Exercise goal – Report how many lines in the records below hold the word "Vitamin". Add nothing to the number.

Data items
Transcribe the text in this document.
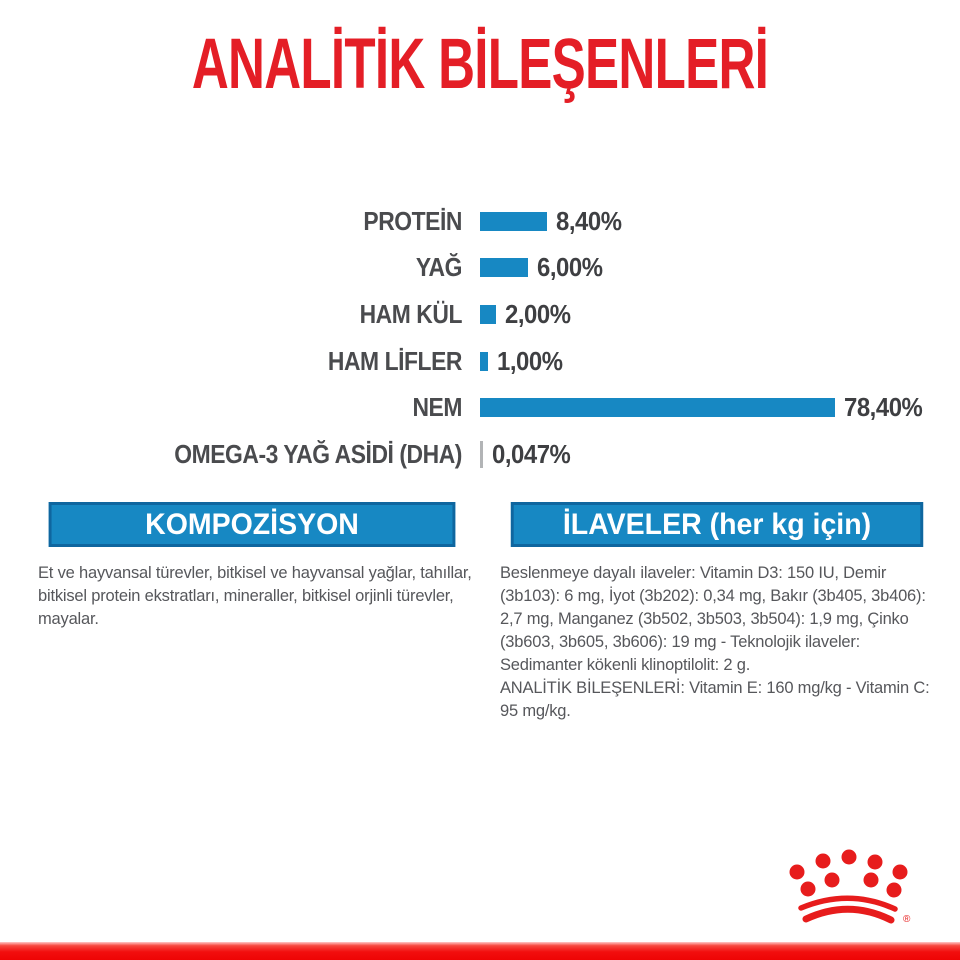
ANALİTİK BİLEŞENLERİ
PROTEİN	8,40%
YAĞ	6,00%
HAM KÜL 2,00%
HAM LİFLER 1,00%
NEM	78,40%
OMEGA-3 YAĞ ASİDİ (DHA) 0,047%
KOMPOZİSYON
Et ve hayvansal türevler, bitkisel ve hayvansal yağlar, tahıllar,
bitkisel protein ekstratları, mineraller, bitkisel orjinli türevler,
mayalar.
İLAVELER (her kg için)
Beslenmeye dayalı ilaveler: Vitamin D3: 150 IU, Demir
(3b103): 6 mg, İyot (3b202): 0,34 mg, Bakır (3b405, 3b406):
2,7 mg, Manganez (3b502, 3b503, 3b504): 1,9 mg, Çinko
(3b603, 3b605, 3b606): 19 mg - Teknolojik ilaveler:
Sedimanter kökenli klinoptilolit: 2 g.
ANALİTİK BİLEŞENLERİ: Vitamin E: 160 mg/kg - Vitamin C:
95 mg/kg.
®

Answer to this task – 2